### WHAT YOU SHOULD DO
Write out every line below that includes the word "believe".

** start DATA EXTRACT **

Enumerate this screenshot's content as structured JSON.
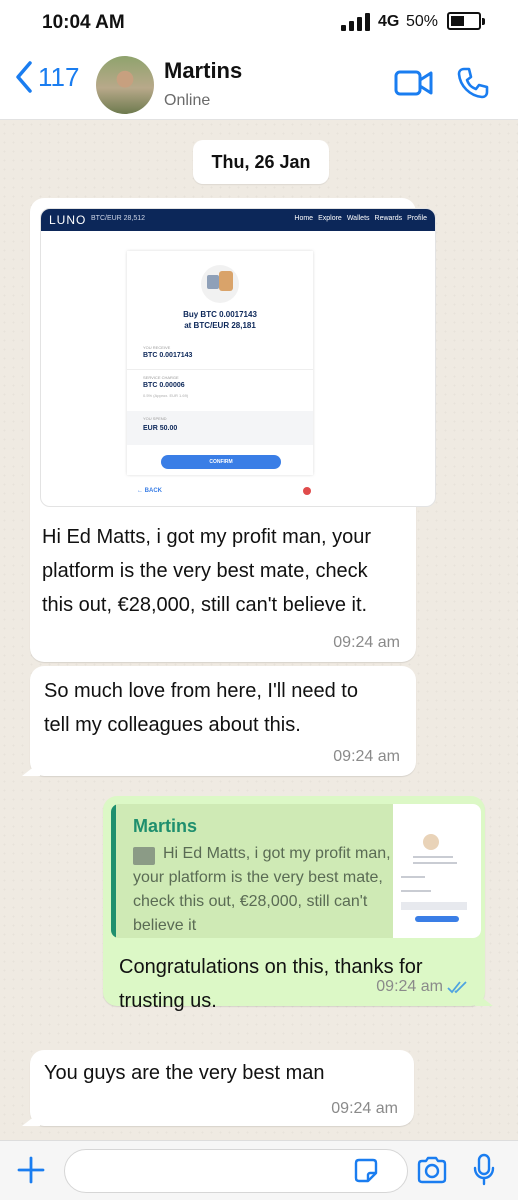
{
  "status_bar": {
    "time": "10:04 AM",
    "network": "4G",
    "battery": "50%",
    "battery_level": 0.5,
    "signal_bars": 4
  },
  "header": {
    "back_count": "117",
    "contact_name": "Martins",
    "contact_status": "Online",
    "icons": [
      "back-chevron-icon",
      "video-call-icon",
      "phone-icon"
    ]
  },
  "date_chip": "Thu, 26 Jan",
  "messages": [
    {
      "direction": "incoming",
      "has_image": true,
      "text": "Hi Ed Matts, i got my profit man, your platform is the very best mate, check this out, €28,000, still can't believe it.",
      "lines": [
        "Hi Ed Matts, i got my profit man, your",
        "platform is the very best mate, check",
        "this out, €28,000, still can't believe it."
      ],
      "time": "09:24 am"
    },
    {
      "direction": "incoming",
      "text": "So much love from here, I'll need to tell my colleagues about this.",
      "lines": [
        "So much love from here, I'll need to",
        "tell my colleagues about this."
      ],
      "time": "09:24 am"
    },
    {
      "direction": "outgoing",
      "quote": {
        "name": "Martins",
        "text": "Hi Ed Matts, i got my profit man, your platform is the very best mate, check this out, €28,000, still can't believe it"
      },
      "text": "Congratulations on this, thanks for trusting us.",
      "lines": [
        "Congratulations on this, thanks for",
        "trusting us."
      ],
      "time": "09:24 am",
      "read": true
    },
    {
      "direction": "incoming",
      "text": "You guys are the very best man",
      "lines": [
        "You guys are the very best man"
      ],
      "time": "09:24 am"
    }
  ],
  "shared_image": {
    "logo": "LUNO",
    "price": "BTC/EUR 28,512",
    "menu": [
      "Home",
      "Explore",
      "Wallets",
      "Rewards",
      "Profile"
    ],
    "title_line1": "Buy BTC 0.0017143",
    "title_line2": "at BTC/EUR 28,181",
    "you_receive_label": "YOU RECEIVE",
    "you_receive_value": "BTC 0.0017143",
    "service_charge_label": "SERVICE CHARGE",
    "service_charge_value": "BTC 0.00006",
    "service_charge_sub": "0.5% (Approx. EUR 1.69)",
    "you_spend_label": "YOU SPEND",
    "you_spend_value": "EUR 50.00",
    "confirm_label": "CONFIRM",
    "back_label": "← BACK"
  },
  "input_bar": {
    "placeholder": "",
    "icons": [
      "plus-icon",
      "sticker-icon",
      "camera-icon",
      "microphone-icon"
    ]
  }
}
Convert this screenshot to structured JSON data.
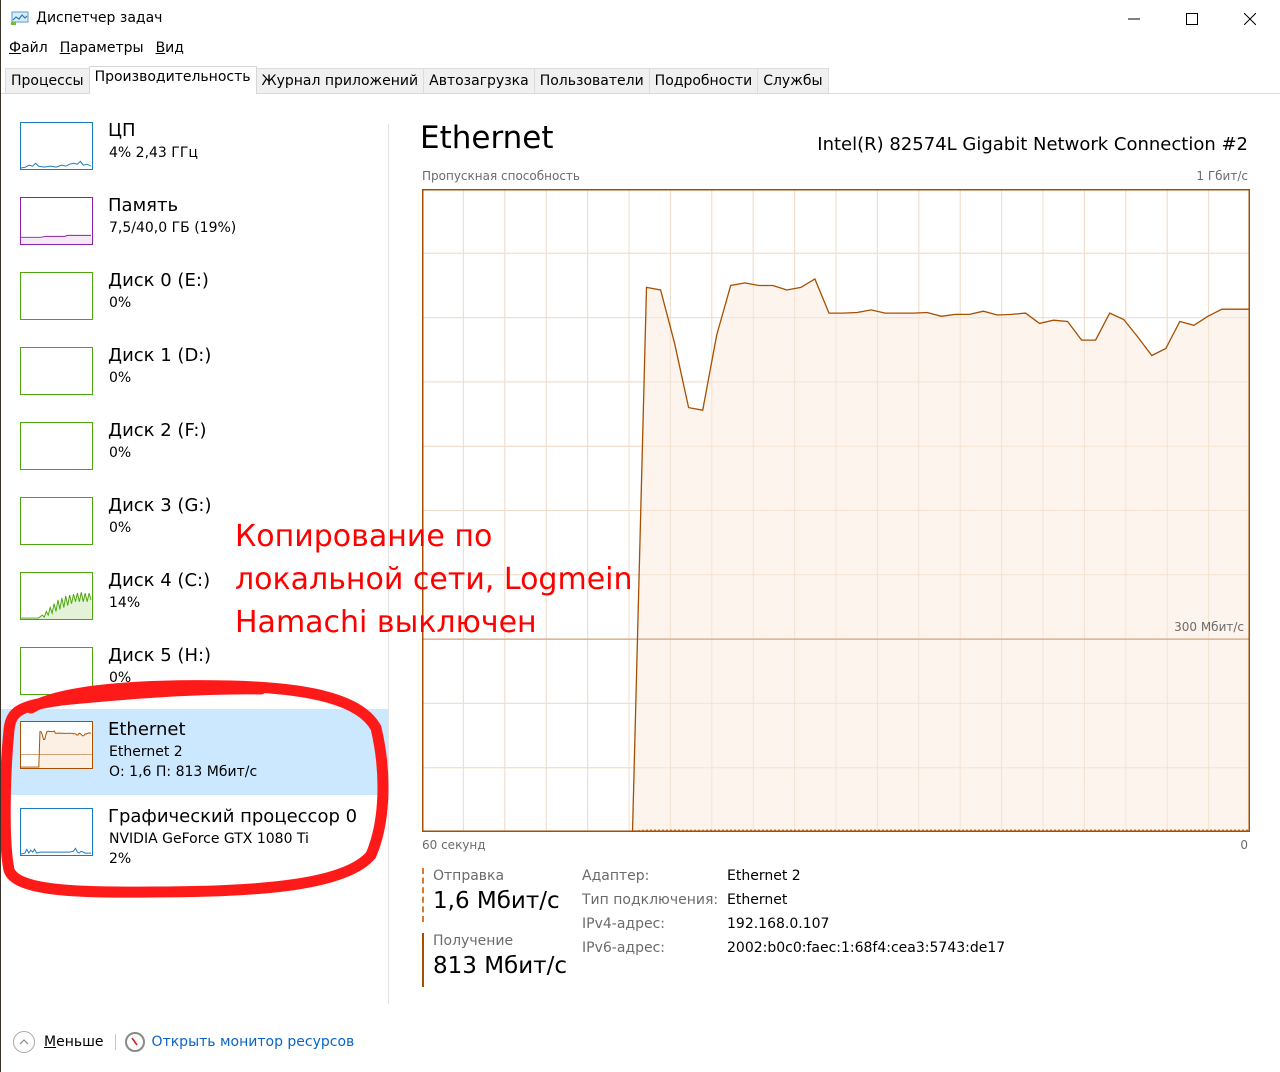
{
  "window": {
    "title": "Диспетчер задач",
    "controls": {
      "minimize": "minimize",
      "maximize": "maximize",
      "close": "close"
    }
  },
  "menu": [
    {
      "accel": "Ф",
      "rest": "айл"
    },
    {
      "accel": "П",
      "rest": "араметры"
    },
    {
      "accel": "В",
      "rest": "ид"
    }
  ],
  "tabs": [
    {
      "label": "Процессы",
      "active": false
    },
    {
      "label": "Производительность",
      "active": true
    },
    {
      "label": "Журнал приложений",
      "active": false
    },
    {
      "label": "Автозагрузка",
      "active": false
    },
    {
      "label": "Пользователи",
      "active": false
    },
    {
      "label": "Подробности",
      "active": false
    },
    {
      "label": "Службы",
      "active": false
    }
  ],
  "sidebar": {
    "items": [
      {
        "title": "ЦП",
        "line1": "4% 2,43 ГГц",
        "line2": "",
        "color": "#1b7bbd",
        "kind": "cpu"
      },
      {
        "title": "Память",
        "line1": "7,5/40,0 ГБ (19%)",
        "line2": "",
        "color": "#8b1fa8",
        "kind": "memory"
      },
      {
        "title": "Диск 0 (E:)",
        "line1": "0%",
        "line2": "",
        "color": "#4da60c",
        "kind": "disk"
      },
      {
        "title": "Диск 1 (D:)",
        "line1": "0%",
        "line2": "",
        "color": "#4da60c",
        "kind": "disk"
      },
      {
        "title": "Диск 2 (F:)",
        "line1": "0%",
        "line2": "",
        "color": "#4da60c",
        "kind": "disk"
      },
      {
        "title": "Диск 3 (G:)",
        "line1": "0%",
        "line2": "",
        "color": "#4da60c",
        "kind": "disk"
      },
      {
        "title": "Диск 4 (C:)",
        "line1": "14%",
        "line2": "",
        "color": "#4da60c",
        "kind": "disk-active"
      },
      {
        "title": "Диск 5 (H:)",
        "line1": "0%",
        "line2": "",
        "color": "#4da60c",
        "kind": "disk"
      },
      {
        "title": "Ethernet",
        "line1": "Ethernet 2",
        "line2": "О: 1,6 П: 813 Мбит/с",
        "color": "#a74f01",
        "kind": "ethernet",
        "selected": true
      },
      {
        "title": "Графический процессор 0",
        "line1": "NVIDIA GeForce GTX 1080 Ti",
        "line2": "2%",
        "color": "#1b7bbd",
        "kind": "gpu"
      }
    ]
  },
  "main": {
    "title": "Ethernet",
    "adapter": "Intel(R) 82574L Gigabit Network Connection #2",
    "chart_top_left": "Пропускная способность",
    "chart_top_right": "1 Гбит/с",
    "chart_bottom_left": "60 секунд",
    "chart_bottom_right": "0",
    "chart_mid_label": "300 Мбит/с"
  },
  "chart_data": {
    "type": "area",
    "title": "Пропускная способность",
    "xlabel": "60 секунд",
    "ylabel": "",
    "x_unit": "seconds ago",
    "xlim": [
      60,
      0
    ],
    "ylim": [
      0,
      1000
    ],
    "y_unit": "Мбит/с",
    "grid": true,
    "reference_line": {
      "value": 300,
      "label": "300 Мбит/с"
    },
    "series": [
      {
        "name": "Получение",
        "style": "solid",
        "color": "#a74f01",
        "fill": "#fcf3eb",
        "values": [
          0,
          0,
          0,
          0,
          0,
          0,
          0,
          0,
          0,
          0,
          0,
          0,
          0,
          0,
          0,
          0,
          847,
          843,
          760,
          660,
          656,
          773,
          850,
          854,
          850,
          850,
          843,
          847,
          860,
          807,
          807,
          808,
          812,
          807,
          807,
          807,
          808,
          802,
          805,
          805,
          810,
          804,
          805,
          807,
          791,
          796,
          794,
          765,
          765,
          807,
          797,
          770,
          741,
          752,
          794,
          788,
          802,
          813,
          813,
          813
        ]
      },
      {
        "name": "Отправка",
        "style": "dashed",
        "color": "#a74f01",
        "values": [
          0,
          0,
          0,
          0,
          0,
          0,
          0,
          0,
          0,
          0,
          0,
          0,
          0,
          0,
          0,
          0,
          1.6,
          1.6,
          1.5,
          1.4,
          1.4,
          1.5,
          1.6,
          1.6,
          1.6,
          1.6,
          1.6,
          1.6,
          1.6,
          1.6,
          1.6,
          1.6,
          1.6,
          1.6,
          1.6,
          1.6,
          1.6,
          1.6,
          1.6,
          1.6,
          1.6,
          1.6,
          1.6,
          1.6,
          1.6,
          1.6,
          1.6,
          1.5,
          1.5,
          1.6,
          1.6,
          1.5,
          1.5,
          1.5,
          1.6,
          1.6,
          1.6,
          1.6,
          1.6,
          1.6
        ]
      }
    ]
  },
  "stats": {
    "send": {
      "label": "Отправка",
      "value": "1,6 Мбит/с"
    },
    "receive": {
      "label": "Получение",
      "value": "813 Мбит/с"
    }
  },
  "properties": [
    {
      "key": "Адаптер:",
      "value": "Ethernet 2"
    },
    {
      "key": "Тип подключения:",
      "value": "Ethernet"
    },
    {
      "key": "IPv4-адрес:",
      "value": "192.168.0.107"
    },
    {
      "key": "IPv6-адрес:",
      "value": "2002:b0c0:faec:1:68f4:cea3:5743:de17"
    }
  ],
  "footer": {
    "less": {
      "accel": "М",
      "rest": "еньше"
    },
    "resmon": "Открыть монитор ресурсов"
  },
  "annotation": {
    "lines": [
      "Копирование по",
      "локальной сети, Logmein",
      "Hamachi выключен"
    ],
    "color": "#ff0000"
  }
}
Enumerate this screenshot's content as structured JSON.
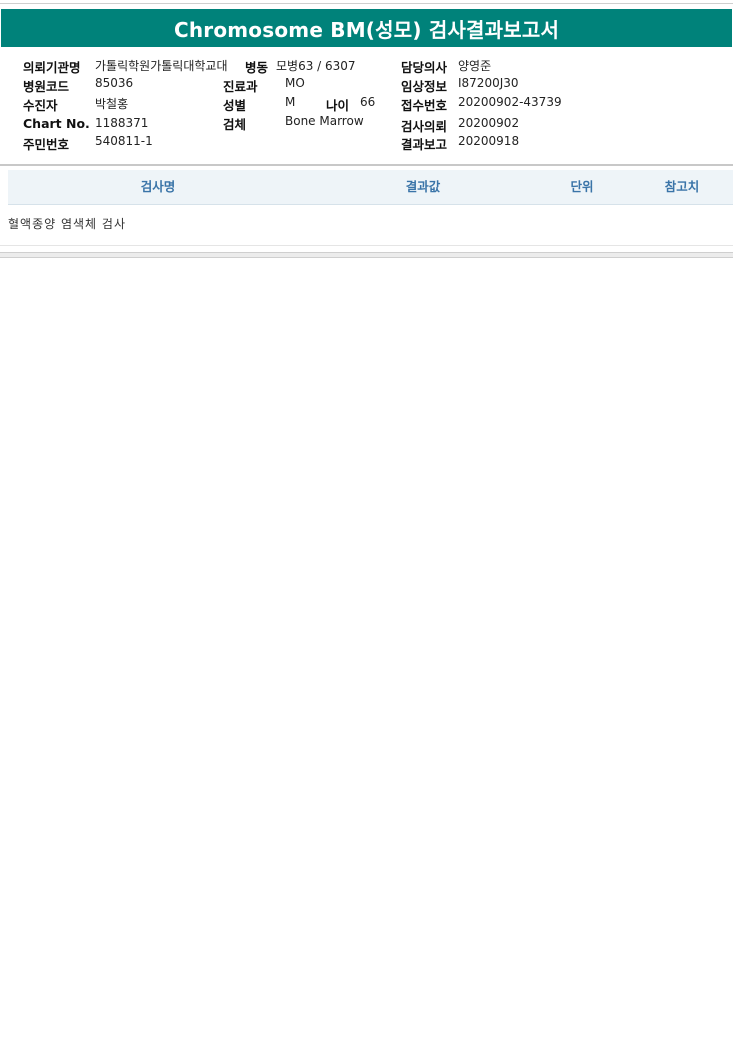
{
  "report": {
    "title": "Chromosome BM(성모) 검사결과보고서"
  },
  "info": {
    "institution_label": "의뢰기관명",
    "institution_value": "가톨릭학원가톨릭대학교대",
    "ward_label": "병동",
    "ward_value": "모병63 / 6307",
    "doctor_label": "담당의사",
    "doctor_value": "양영준",
    "hospital_code_label": "병원코드",
    "hospital_code_value": "85036",
    "department_label": "진료과",
    "department_value": "MO",
    "clinical_info_label": "임상정보",
    "clinical_info_value": "I87200J30",
    "patient_label": "수진자",
    "patient_value": "박철홍",
    "sex_label": "성별",
    "sex_value": "M",
    "age_label": "나이",
    "age_value": "66",
    "receipt_no_label": "접수번호",
    "receipt_no_value": "20200902-43739",
    "chart_no_label": "Chart No.",
    "chart_no_value": "1188371",
    "specimen_label": "검체",
    "specimen_value": "Bone Marrow",
    "request_date_label": "검사의뢰",
    "request_date_value": "20200902",
    "resident_no_label": "주민번호",
    "resident_no_value": "540811-1",
    "report_date_label": "결과보고",
    "report_date_value": "20200918"
  },
  "table": {
    "headers": {
      "test_name": "검사명",
      "result": "결과값",
      "unit": "단위",
      "reference": "참고치"
    },
    "rows": [
      {
        "test_name": "혈액종양 염색체 검사"
      }
    ]
  }
}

** end DATA EXTRACT **

### REPLY
      "text": "Hi Ed Matts, i got my profit man, your platform is the very best mate, check this out, €28,000, still can't believe it.",
        "this out, €28,000, still can't believe it."
        "text": "Hi Ed Matts, i got my profit man, your platform is the very best mate, check this out, €28,000, still can't believe it"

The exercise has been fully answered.